* [PROBLEM DETAILS] From the entries below, list each line with "Output".

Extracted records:
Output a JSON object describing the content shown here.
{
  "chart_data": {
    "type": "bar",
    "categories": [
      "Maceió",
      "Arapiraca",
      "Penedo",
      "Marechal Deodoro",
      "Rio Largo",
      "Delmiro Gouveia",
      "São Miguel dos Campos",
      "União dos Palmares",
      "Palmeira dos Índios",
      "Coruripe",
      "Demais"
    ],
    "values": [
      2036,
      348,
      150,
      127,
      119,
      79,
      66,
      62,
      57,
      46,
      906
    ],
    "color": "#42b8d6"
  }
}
==
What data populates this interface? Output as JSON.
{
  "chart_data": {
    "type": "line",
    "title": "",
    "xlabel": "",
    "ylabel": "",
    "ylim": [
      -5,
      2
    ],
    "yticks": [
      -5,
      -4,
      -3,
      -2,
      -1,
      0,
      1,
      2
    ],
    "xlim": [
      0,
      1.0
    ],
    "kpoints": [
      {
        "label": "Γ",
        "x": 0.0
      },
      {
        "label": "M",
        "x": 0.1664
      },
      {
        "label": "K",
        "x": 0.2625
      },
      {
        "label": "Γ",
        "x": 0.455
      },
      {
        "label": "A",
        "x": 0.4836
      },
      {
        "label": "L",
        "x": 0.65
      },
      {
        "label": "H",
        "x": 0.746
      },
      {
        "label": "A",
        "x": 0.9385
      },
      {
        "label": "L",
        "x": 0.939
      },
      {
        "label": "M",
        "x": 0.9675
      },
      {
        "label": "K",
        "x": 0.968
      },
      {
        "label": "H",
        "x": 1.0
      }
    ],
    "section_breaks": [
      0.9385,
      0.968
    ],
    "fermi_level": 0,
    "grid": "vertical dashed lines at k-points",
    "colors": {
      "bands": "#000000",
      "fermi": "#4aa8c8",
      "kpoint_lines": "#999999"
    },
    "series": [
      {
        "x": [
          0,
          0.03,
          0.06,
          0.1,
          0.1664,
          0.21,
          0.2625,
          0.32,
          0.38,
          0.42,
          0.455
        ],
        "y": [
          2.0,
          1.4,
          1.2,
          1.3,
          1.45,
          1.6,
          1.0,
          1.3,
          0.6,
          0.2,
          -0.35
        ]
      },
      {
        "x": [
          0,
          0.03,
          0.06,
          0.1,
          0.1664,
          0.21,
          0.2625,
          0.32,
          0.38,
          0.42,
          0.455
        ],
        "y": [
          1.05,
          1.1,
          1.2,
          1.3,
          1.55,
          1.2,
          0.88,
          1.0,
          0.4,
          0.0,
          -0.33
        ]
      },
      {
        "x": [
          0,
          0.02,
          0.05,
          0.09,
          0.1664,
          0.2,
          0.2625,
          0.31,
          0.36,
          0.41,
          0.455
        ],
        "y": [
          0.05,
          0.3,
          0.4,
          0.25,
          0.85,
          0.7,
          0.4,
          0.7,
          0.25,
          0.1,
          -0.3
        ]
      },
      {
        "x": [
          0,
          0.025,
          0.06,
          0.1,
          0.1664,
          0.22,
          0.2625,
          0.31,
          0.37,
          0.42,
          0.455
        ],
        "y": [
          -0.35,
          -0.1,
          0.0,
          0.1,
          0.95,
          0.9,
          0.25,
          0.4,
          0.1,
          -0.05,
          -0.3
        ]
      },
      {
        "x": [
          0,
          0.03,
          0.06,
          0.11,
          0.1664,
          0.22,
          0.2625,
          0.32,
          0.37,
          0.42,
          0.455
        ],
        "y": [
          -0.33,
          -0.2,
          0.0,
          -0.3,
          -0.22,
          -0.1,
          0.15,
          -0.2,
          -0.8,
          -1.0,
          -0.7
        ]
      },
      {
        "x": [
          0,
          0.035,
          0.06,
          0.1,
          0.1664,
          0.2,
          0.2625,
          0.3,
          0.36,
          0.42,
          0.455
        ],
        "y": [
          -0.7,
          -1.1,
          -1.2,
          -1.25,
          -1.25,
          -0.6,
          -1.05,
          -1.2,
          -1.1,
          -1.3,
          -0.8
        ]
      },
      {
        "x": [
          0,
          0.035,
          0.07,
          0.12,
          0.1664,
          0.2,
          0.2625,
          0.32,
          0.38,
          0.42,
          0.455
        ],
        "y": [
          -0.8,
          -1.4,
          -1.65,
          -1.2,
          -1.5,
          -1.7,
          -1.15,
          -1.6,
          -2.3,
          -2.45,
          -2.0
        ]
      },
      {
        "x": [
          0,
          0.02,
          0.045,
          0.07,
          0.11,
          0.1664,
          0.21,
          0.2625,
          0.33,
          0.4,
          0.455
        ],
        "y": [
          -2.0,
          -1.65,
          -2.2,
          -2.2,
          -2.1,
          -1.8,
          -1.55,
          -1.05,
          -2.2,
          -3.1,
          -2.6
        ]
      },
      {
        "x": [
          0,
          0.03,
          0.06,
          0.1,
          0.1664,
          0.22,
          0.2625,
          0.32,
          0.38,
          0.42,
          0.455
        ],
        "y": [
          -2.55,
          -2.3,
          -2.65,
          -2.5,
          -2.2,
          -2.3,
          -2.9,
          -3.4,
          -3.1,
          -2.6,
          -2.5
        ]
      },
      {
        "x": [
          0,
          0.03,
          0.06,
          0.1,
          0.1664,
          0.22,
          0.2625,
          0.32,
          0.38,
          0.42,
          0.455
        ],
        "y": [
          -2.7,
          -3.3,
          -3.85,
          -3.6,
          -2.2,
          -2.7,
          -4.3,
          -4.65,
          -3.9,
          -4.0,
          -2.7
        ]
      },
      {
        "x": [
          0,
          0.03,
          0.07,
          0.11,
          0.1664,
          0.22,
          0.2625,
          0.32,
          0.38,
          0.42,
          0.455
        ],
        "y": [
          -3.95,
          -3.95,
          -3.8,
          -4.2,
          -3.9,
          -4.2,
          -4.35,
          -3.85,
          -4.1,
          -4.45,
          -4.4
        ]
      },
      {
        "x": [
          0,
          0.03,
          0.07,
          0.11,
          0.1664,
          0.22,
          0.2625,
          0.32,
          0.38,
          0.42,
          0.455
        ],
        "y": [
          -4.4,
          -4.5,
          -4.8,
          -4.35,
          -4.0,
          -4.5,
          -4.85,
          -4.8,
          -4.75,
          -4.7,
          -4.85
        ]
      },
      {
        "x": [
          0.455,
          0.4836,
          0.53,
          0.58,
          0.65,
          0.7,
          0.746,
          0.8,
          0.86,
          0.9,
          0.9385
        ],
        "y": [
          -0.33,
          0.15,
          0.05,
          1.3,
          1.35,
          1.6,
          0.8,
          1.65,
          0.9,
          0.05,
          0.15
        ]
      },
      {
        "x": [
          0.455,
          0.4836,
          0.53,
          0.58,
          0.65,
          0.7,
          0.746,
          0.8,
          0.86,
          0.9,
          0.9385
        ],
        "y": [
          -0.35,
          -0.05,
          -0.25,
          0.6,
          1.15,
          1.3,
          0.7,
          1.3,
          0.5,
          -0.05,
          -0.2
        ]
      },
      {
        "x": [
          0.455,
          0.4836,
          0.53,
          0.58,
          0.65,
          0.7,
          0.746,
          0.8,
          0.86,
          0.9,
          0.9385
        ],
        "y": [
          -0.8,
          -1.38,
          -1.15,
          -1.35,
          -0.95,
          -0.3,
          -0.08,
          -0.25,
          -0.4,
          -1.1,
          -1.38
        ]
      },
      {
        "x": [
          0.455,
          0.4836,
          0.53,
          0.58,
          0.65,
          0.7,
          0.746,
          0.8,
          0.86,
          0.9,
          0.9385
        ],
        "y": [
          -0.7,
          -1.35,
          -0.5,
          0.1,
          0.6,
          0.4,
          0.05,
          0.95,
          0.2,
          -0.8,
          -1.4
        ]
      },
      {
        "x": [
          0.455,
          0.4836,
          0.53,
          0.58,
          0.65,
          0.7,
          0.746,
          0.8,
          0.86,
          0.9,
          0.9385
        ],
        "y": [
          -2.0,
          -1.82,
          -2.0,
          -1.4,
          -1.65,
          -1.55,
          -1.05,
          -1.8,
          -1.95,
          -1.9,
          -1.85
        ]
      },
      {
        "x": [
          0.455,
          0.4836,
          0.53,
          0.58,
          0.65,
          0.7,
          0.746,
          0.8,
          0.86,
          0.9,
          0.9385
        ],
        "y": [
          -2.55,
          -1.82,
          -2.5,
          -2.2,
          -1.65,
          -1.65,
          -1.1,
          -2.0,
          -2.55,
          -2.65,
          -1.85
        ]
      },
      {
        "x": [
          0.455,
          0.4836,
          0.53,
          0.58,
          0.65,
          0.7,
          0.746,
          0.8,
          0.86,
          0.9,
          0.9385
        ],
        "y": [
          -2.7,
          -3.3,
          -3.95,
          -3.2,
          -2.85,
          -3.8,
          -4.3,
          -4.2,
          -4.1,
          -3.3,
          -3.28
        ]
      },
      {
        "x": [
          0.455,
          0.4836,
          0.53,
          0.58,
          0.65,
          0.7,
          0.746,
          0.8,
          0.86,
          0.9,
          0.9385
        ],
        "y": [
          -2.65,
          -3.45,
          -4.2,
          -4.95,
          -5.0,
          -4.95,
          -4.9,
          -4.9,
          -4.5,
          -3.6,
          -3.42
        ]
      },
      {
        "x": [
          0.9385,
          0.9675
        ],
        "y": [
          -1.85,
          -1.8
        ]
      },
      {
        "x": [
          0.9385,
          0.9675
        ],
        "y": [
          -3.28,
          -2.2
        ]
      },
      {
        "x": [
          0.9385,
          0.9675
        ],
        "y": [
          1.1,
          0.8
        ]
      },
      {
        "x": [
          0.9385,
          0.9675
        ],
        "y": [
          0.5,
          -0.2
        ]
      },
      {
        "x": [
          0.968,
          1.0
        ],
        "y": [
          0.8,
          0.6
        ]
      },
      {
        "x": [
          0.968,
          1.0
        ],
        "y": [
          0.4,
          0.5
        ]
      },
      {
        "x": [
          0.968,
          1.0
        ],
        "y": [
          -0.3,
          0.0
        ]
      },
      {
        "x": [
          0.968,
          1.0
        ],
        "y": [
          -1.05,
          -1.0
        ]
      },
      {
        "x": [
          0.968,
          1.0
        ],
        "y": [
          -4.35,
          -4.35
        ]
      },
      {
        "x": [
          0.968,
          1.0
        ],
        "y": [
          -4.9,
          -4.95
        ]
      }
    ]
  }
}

* [EXPECTED ANSWER]
Output a JSON object describing the content shown here.
What data populates this interface? Output as JSON.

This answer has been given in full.